_THE EXERCISE_
Return each line of the records holding the string "ylabel".

Source records:
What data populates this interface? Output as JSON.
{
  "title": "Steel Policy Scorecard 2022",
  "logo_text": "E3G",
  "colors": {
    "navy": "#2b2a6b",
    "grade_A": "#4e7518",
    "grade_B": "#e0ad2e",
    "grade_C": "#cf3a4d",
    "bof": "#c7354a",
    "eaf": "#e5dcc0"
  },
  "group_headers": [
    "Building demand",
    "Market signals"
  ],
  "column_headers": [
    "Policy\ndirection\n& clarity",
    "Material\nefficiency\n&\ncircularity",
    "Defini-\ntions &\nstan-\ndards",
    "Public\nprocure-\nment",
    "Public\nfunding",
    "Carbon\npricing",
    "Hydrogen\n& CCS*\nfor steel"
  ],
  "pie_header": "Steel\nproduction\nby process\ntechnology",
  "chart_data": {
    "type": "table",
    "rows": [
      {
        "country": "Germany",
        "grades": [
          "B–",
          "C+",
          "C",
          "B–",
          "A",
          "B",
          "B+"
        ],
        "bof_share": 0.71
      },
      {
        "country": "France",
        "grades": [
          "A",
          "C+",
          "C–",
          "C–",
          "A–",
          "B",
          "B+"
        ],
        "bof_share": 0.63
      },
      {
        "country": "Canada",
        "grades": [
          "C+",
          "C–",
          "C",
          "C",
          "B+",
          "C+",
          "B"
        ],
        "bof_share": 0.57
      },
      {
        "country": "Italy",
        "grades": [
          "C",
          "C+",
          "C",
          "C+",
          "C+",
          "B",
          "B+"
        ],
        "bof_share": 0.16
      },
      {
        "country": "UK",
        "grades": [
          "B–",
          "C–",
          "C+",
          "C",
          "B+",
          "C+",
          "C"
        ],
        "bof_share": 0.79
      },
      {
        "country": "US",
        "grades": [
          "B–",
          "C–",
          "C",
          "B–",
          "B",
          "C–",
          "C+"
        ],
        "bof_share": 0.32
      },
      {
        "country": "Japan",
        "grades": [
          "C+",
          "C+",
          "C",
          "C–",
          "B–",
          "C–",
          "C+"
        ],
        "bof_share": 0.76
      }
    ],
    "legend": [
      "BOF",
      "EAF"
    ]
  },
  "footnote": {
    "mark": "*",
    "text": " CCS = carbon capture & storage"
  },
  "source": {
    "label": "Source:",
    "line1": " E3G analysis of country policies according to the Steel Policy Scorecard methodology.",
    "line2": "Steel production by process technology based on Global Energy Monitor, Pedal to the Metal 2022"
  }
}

==

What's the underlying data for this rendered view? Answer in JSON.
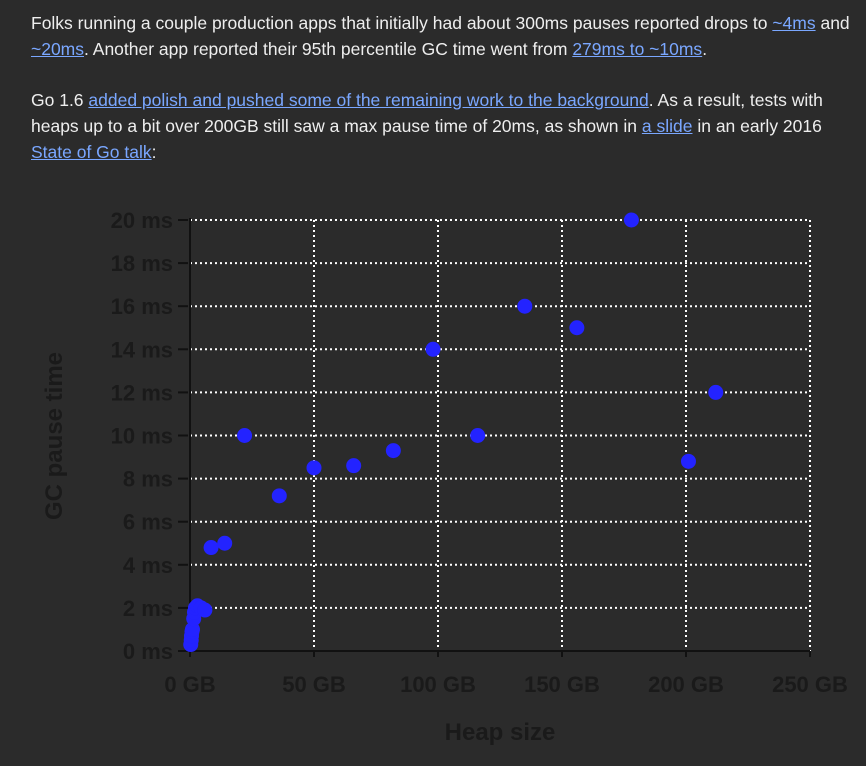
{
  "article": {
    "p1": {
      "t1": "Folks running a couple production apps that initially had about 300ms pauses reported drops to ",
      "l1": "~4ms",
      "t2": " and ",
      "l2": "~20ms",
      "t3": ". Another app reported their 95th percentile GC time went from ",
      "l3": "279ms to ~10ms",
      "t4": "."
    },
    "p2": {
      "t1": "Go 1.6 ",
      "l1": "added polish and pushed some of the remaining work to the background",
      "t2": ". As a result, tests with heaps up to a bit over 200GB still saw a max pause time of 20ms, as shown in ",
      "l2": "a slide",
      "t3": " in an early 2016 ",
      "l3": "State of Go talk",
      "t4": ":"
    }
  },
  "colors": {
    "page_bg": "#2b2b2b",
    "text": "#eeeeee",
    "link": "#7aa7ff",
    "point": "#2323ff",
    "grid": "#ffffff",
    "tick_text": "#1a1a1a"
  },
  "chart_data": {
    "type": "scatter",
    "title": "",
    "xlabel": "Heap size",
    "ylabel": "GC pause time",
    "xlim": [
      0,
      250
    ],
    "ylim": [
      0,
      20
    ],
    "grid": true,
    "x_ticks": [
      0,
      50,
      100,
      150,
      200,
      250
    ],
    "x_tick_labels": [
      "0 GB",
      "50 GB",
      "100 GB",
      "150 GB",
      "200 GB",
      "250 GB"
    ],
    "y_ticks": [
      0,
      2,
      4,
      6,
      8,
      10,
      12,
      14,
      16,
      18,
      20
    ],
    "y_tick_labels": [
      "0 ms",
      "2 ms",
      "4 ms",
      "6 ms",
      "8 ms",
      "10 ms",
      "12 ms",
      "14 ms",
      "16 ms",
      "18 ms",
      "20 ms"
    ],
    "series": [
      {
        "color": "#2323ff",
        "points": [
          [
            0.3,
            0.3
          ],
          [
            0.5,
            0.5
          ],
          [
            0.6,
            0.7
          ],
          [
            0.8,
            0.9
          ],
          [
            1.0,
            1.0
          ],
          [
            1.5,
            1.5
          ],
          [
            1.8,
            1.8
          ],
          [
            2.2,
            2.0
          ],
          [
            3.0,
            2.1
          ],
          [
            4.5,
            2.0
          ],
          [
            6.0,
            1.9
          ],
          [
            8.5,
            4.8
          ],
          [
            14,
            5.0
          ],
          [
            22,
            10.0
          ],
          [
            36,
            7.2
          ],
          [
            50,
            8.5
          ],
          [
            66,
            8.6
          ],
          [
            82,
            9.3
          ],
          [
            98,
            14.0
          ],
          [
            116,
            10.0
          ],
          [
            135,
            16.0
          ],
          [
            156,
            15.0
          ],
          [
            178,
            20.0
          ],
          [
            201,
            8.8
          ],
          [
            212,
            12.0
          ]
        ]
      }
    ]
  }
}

...

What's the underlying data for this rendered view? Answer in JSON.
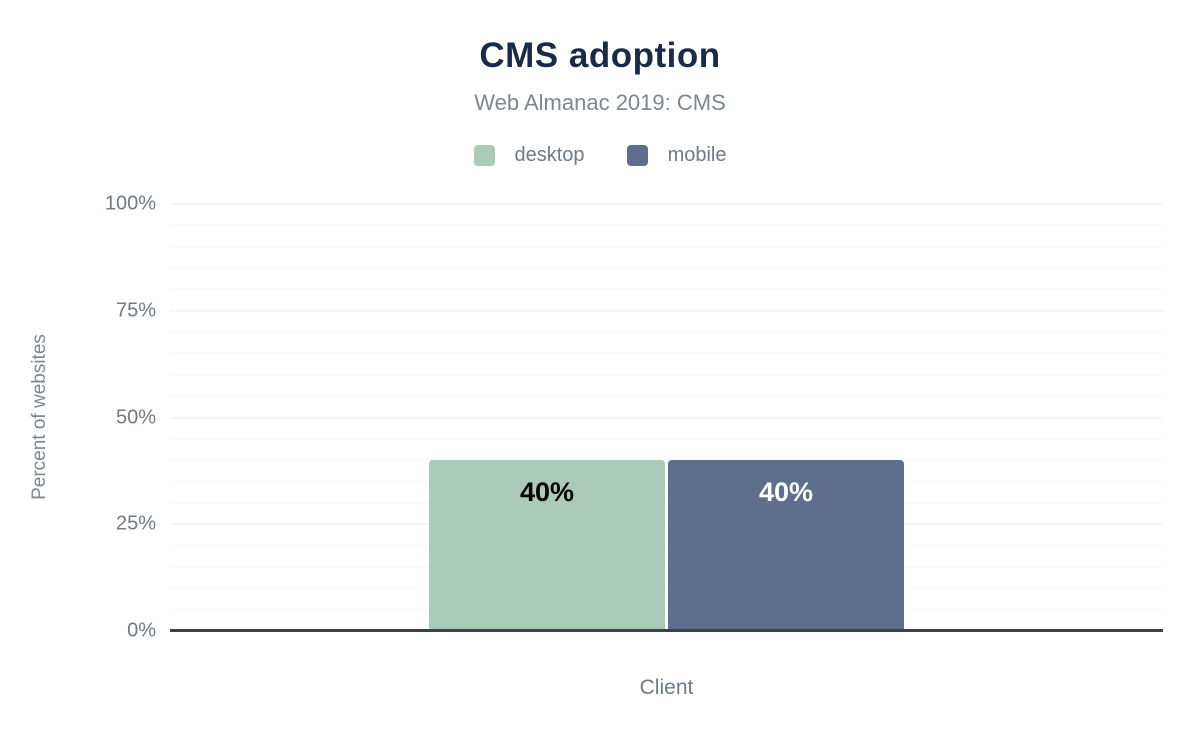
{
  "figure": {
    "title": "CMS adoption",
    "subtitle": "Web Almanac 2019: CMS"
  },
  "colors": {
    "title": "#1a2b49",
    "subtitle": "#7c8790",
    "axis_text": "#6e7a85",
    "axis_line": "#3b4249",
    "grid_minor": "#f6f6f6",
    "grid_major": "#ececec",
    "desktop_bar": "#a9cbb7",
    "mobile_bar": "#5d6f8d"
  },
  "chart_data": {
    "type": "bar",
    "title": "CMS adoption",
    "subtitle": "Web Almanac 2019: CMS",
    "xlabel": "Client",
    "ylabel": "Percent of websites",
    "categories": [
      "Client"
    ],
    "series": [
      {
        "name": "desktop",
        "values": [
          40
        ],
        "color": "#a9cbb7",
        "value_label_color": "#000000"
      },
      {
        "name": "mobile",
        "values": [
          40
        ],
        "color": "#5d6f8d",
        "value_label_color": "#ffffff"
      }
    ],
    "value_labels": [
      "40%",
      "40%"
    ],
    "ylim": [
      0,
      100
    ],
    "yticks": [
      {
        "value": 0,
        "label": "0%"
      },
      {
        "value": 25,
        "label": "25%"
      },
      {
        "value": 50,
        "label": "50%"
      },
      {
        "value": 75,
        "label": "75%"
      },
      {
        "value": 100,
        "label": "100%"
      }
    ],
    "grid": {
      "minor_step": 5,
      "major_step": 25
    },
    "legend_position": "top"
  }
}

_FULL RESPONSE_
    "ylabel": "GC pause time",
    "ylabel": "Percent of websites",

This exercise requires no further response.